== Segment start ==

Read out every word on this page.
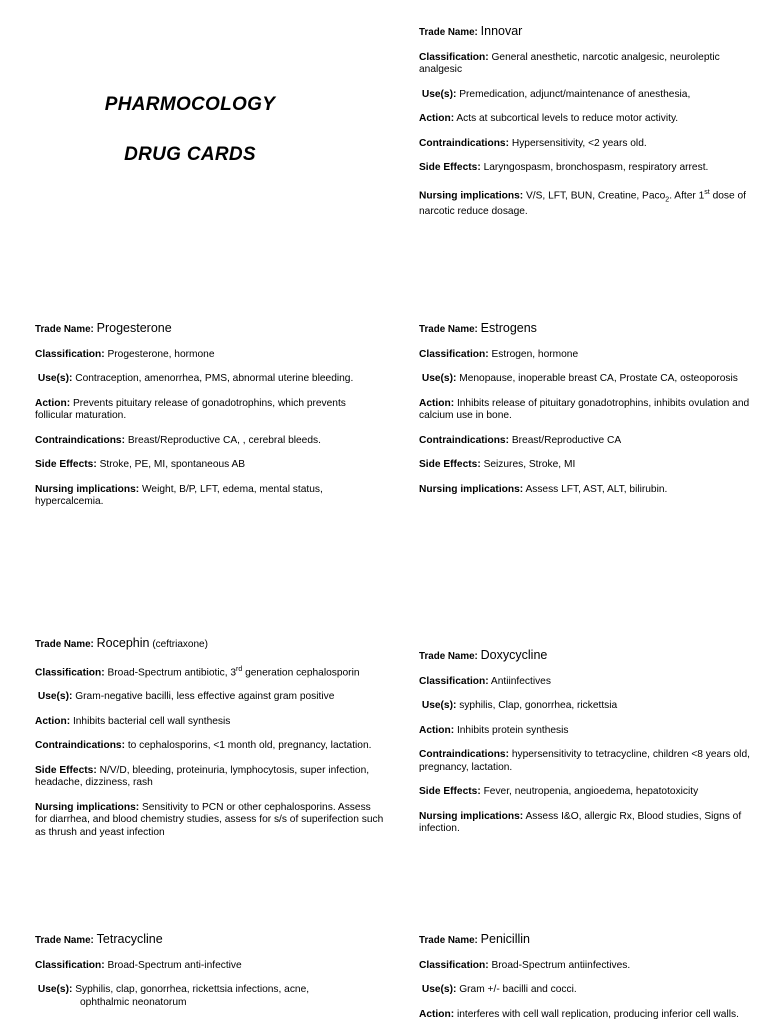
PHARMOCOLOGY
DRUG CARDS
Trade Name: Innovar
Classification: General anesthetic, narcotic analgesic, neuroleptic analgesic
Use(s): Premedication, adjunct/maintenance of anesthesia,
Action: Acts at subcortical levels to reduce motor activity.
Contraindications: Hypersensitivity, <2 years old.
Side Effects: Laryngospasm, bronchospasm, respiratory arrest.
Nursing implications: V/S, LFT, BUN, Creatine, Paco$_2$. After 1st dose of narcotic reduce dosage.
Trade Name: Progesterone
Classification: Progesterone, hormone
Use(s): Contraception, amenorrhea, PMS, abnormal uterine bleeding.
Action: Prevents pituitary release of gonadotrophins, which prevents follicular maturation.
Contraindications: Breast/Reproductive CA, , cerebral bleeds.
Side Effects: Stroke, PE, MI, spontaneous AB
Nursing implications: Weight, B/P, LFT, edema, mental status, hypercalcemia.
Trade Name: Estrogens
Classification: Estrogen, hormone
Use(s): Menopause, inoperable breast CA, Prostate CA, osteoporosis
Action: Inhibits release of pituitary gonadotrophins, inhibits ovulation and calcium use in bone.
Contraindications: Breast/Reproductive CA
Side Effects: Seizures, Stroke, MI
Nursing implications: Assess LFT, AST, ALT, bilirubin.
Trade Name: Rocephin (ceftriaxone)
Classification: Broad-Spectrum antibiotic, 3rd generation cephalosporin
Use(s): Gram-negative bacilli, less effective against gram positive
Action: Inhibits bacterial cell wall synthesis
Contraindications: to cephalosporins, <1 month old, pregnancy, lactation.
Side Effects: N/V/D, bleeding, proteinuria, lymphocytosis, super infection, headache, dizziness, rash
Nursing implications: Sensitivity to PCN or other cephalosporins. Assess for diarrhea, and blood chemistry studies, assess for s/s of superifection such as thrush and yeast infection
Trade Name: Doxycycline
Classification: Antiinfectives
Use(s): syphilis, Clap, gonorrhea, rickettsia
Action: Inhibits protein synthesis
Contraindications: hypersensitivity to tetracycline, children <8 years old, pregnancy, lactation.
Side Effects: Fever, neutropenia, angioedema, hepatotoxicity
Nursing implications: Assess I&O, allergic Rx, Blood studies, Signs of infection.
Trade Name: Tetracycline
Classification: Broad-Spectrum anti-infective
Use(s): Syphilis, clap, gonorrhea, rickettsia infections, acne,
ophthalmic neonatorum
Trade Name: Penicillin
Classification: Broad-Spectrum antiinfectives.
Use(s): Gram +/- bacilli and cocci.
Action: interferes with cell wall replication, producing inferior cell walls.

== Segment end ==

Exercise objective
What is needed is the number of lines above that include the string "release", and nothing else.

Output below
2